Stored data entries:
-*-*-

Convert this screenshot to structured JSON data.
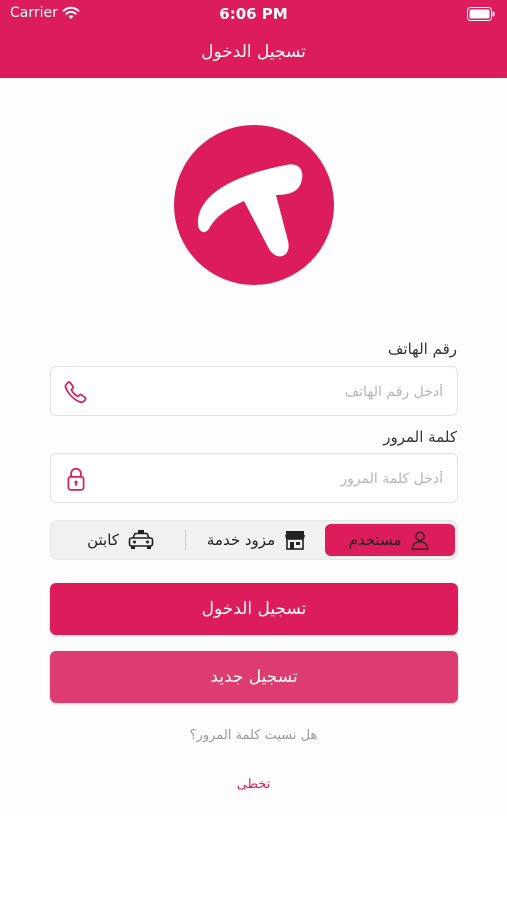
{
  "status_bar": {
    "carrier": "Carrier",
    "time": "6:06 PM",
    "wifi_icon": "wifi-icon",
    "battery_icon": "battery-icon"
  },
  "nav": {
    "title": "تسجيل الدخول"
  },
  "logo": {
    "icon": "t-letter-logo",
    "color": "#dd1c5b"
  },
  "form": {
    "phone": {
      "label": "رقم الهاتف",
      "placeholder": "أدخل رقم الهاتف",
      "value": "",
      "icon": "phone-icon"
    },
    "password": {
      "label": "كلمة المرور",
      "placeholder": "أدخل كلمة المرور",
      "value": "",
      "icon": "lock-icon"
    }
  },
  "user_type": {
    "selected": "مستخدم",
    "options": [
      {
        "label": "مستخدم",
        "icon": "person-icon"
      },
      {
        "label": "مزود خدمة",
        "icon": "store-icon"
      },
      {
        "label": "كابتن",
        "icon": "taxi-icon"
      }
    ]
  },
  "buttons": {
    "login": "تسجيل الدخول",
    "register": "تسجيل جديد"
  },
  "links": {
    "forgot_password": "هل نسيت كلمة المرور؟",
    "skip": "تخطى"
  },
  "colors": {
    "brand": "#dd1c5b",
    "register_button": "#dc3c70"
  }
}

-*-*-

Reproduce the records verbatim, omitting all images they contain.

#### [RIGHT ANSWER]
Convert this screenshot to structured JSON data.
{
  "status_bar": {
    "carrier": "Carrier",
    "time": "6:06 PM",
    "wifi_icon": "wifi-icon",
    "battery_icon": "battery-icon"
  },
  "nav": {
    "title": "تسجيل الدخول"
  },
  "logo": {
    "icon": "t-letter-logo",
    "color": "#dd1c5b"
  },
  "form": {
    "phone": {
      "label": "رقم الهاتف",
      "placeholder": "أدخل رقم الهاتف",
      "value": "",
      "icon": "phone-icon"
    },
    "password": {
      "label": "كلمة المرور",
      "placeholder": "أدخل كلمة المرور",
      "value": "",
      "icon": "lock-icon"
    }
  },
  "user_type": {
    "selected": "مستخدم",
    "options": [
      {
        "label": "مستخدم",
        "icon": "person-icon"
      },
      {
        "label": "مزود خدمة",
        "icon": "store-icon"
      },
      {
        "label": "كابتن",
        "icon": "taxi-icon"
      }
    ]
  },
  "buttons": {
    "login": "تسجيل الدخول",
    "register": "تسجيل جديد"
  },
  "links": {
    "forgot_password": "هل نسيت كلمة المرور؟",
    "skip": "تخطى"
  },
  "colors": {
    "brand": "#dd1c5b",
    "register_button": "#dc3c70"
  }
}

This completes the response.